**GIVEN EXERCISE**
In this exercise, return the whole listing exactly, excluding any images.

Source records
↓↓↓

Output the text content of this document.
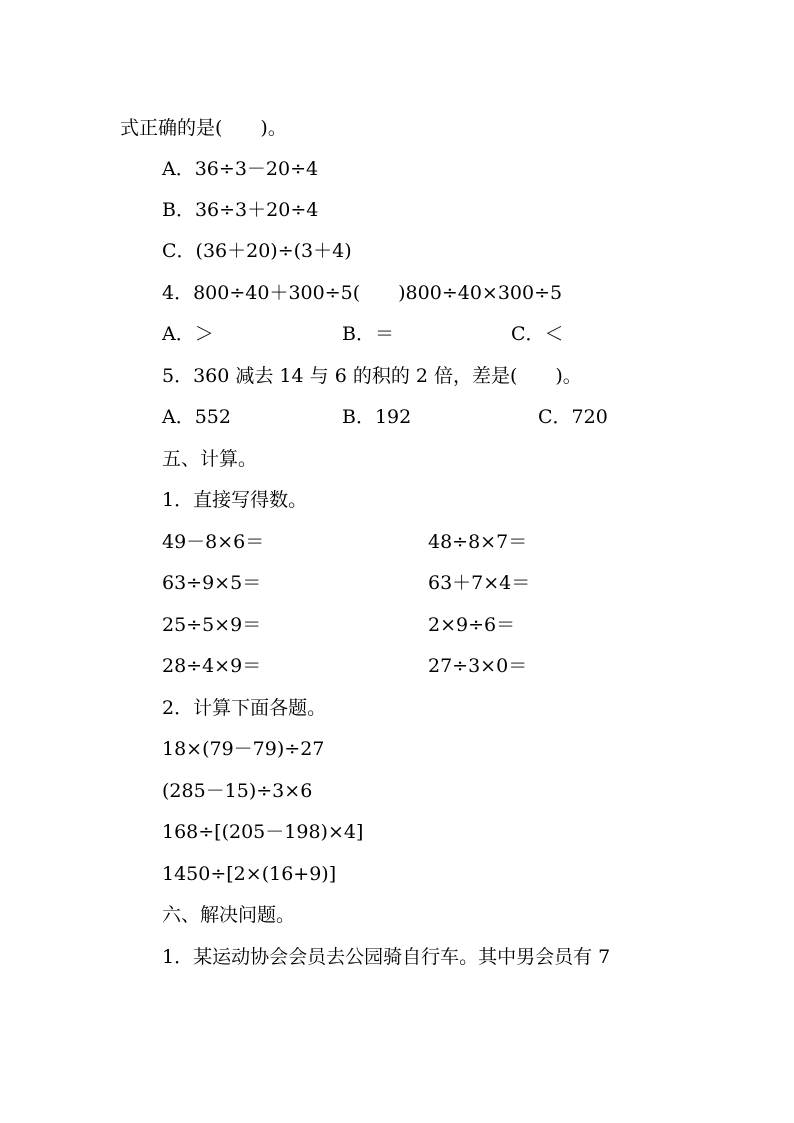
式正确的是(　　)。
A．36÷3－20÷4
B．36÷3＋20÷4
C．(36＋20)÷(3＋4)
4．800÷40＋300÷5(　　)800÷40×300÷5
A．＞	B．＝	C．＜
5．360 减去 14 与 6 的积的 2 倍，差是(　　)。
A．552	B．192	C．720
五、计算。
1．直接写得数。
49－8×6＝	48÷8×7＝
63÷9×5＝	63＋7×4＝
25÷5×9＝	2×9÷6＝
28÷4×9＝	27÷3×0＝
2．计算下面各题。
18×(79－79)÷27
(285－15)÷3×6
168÷[(205－198)×4]
1450÷[2×(16+9)]
六、解决问题。
1．某运动协会会员去公园骑自行车。其中男会员有 7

↑↑↑

**EXERCISE RESPONSE**
Output the text content of this document.
式正确的是(　　)。
A．36÷3－20÷4
B．36÷3＋20÷4
C．(36＋20)÷(3＋4)
4．800÷40＋300÷5(　　)800÷40×300÷5
A．＞	B．＝	C．＜
5．360 减去 14 与 6 的积的 2 倍，差是(　　)。
A．552	B．192	C．720
五、计算。
1．直接写得数。
49－8×6＝	48÷8×7＝
63÷9×5＝	63＋7×4＝
25÷5×9＝	2×9÷6＝
28÷4×9＝	27÷3×0＝
2．计算下面各题。
18×(79－79)÷27
(285－15)÷3×6
168÷[(205－198)×4]
1450÷[2×(16+9)]
六、解决问题。
1．某运动协会会员去公园骑自行车。其中男会员有 7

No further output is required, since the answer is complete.